Pictures aside, write out every record exactly as it appears.

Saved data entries
<<<<

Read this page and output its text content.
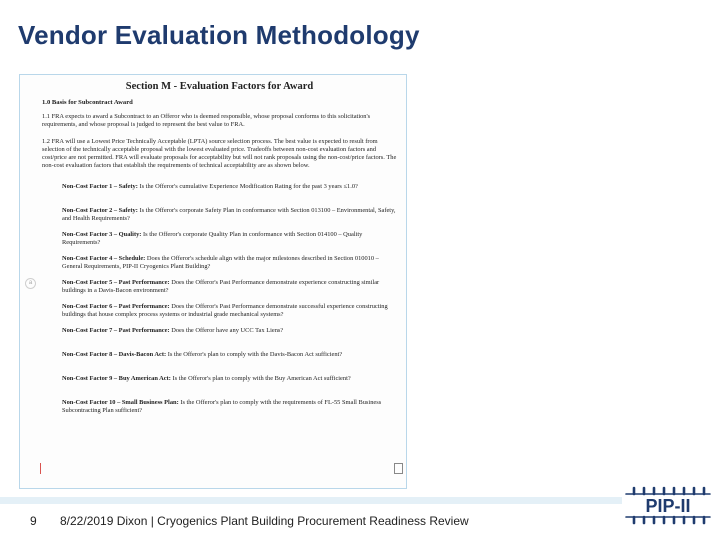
Vendor Evaluation Methodology
a
Section M - Evaluation Factors for Award
1.0 Basis for Subcontract Award
1.1 FRA expects to award a Subcontract to an Offeror who is deemed responsible, whose proposal conforms to this solicitation's requirements, and whose proposal is judged to represent the best value to FRA.
1.2 FRA will use a Lowest Price Technically Acceptable (LPTA) source selection process. The best value is expected to result from selection of the technically acceptable proposal with the lowest evaluated price. Tradeoffs between non-cost evaluation factors and cost/price are not permitted. FRA will evaluate proposals for acceptability but will not rank proposals using the non-cost/price factors. The non-cost evaluation factors that establish the requirements of technical acceptability are as shown below.
Non-Cost Factor 1 – Safety: Is the Offeror's cumulative Experience Modification Rating for the past 3 years ≤1.0?
Non-Cost Factor 2 – Safety: Is the Offeror's corporate Safety Plan in conformance with Section 013100 – Environmental, Safety, and Health Requirements?
Non-Cost Factor 3 – Quality: Is the Offeror's corporate Quality Plan in conformance with Section 014100 – Quality Requirements?
Non-Cost Factor 4 – Schedule: Does the Offeror's schedule align with the major milestones described in Section 010010 – General Requirements, PIP-II Cryogenics Plant Building?
Non-Cost Factor 5 – Past Performance: Does the Offeror's Past Performance demonstrate experience constructing similar buildings in a Davis-Bacon environment?
Non-Cost Factor 6 – Past Performance: Does the Offeror's Past Performance demonstrate successful experience constructing buildings that house complex process systems or industrial grade mechanical systems?
Non-Cost Factor 7 – Past Performance: Does the Offeror have any UCC Tax Liens?
Non-Cost Factor 8 – Davis-Bacon Act: Is the Offeror's plan to comply with the Davis-Bacon Act sufficient?
Non-Cost Factor 9 – Buy American Act: Is the Offeror's plan to comply with the Buy American Act sufficient?
Non-Cost Factor 10 – Small Business Plan: Is the Offeror's plan to comply with the requirements of FL-55 Small Business Subcontracting Plan sufficient?
9 8/22/2019 Dixon | Cryogenics Plant Building Procurement Readiness Review
PIP-II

>>>>

* _RIGHT ANSWER_:
Read this page and output its text content.
Vendor Evaluation Methodology
a
Section M - Evaluation Factors for Award
1.0 Basis for Subcontract Award
1.1 FRA expects to award a Subcontract to an Offeror who is deemed responsible, whose proposal conforms to this solicitation's requirements, and whose proposal is judged to represent the best value to FRA.
1.2 FRA will use a Lowest Price Technically Acceptable (LPTA) source selection process. The best value is expected to result from selection of the technically acceptable proposal with the lowest evaluated price. Tradeoffs between non-cost evaluation factors and cost/price are not permitted. FRA will evaluate proposals for acceptability but will not rank proposals using the non-cost/price factors. The non-cost evaluation factors that establish the requirements of technical acceptability are as shown below.
Non-Cost Factor 1 – Safety: Is the Offeror's cumulative Experience Modification Rating for the past 3 years ≤1.0?
Non-Cost Factor 2 – Safety: Is the Offeror's corporate Safety Plan in conformance with Section 013100 – Environmental, Safety, and Health Requirements?
Non-Cost Factor 3 – Quality: Is the Offeror's corporate Quality Plan in conformance with Section 014100 – Quality Requirements?
Non-Cost Factor 4 – Schedule: Does the Offeror's schedule align with the major milestones described in Section 010010 – General Requirements, PIP-II Cryogenics Plant Building?
Non-Cost Factor 5 – Past Performance: Does the Offeror's Past Performance demonstrate experience constructing similar buildings in a Davis-Bacon environment?
Non-Cost Factor 6 – Past Performance: Does the Offeror's Past Performance demonstrate successful experience constructing buildings that house complex process systems or industrial grade mechanical systems?
Non-Cost Factor 7 – Past Performance: Does the Offeror have any UCC Tax Liens?
Non-Cost Factor 8 – Davis-Bacon Act: Is the Offeror's plan to comply with the Davis-Bacon Act sufficient?
Non-Cost Factor 9 – Buy American Act: Is the Offeror's plan to comply with the Buy American Act sufficient?
Non-Cost Factor 10 – Small Business Plan: Is the Offeror's plan to comply with the requirements of FL-55 Small Business Subcontracting Plan sufficient?
9 8/22/2019 Dixon | Cryogenics Plant Building Procurement Readiness Review
PIP-II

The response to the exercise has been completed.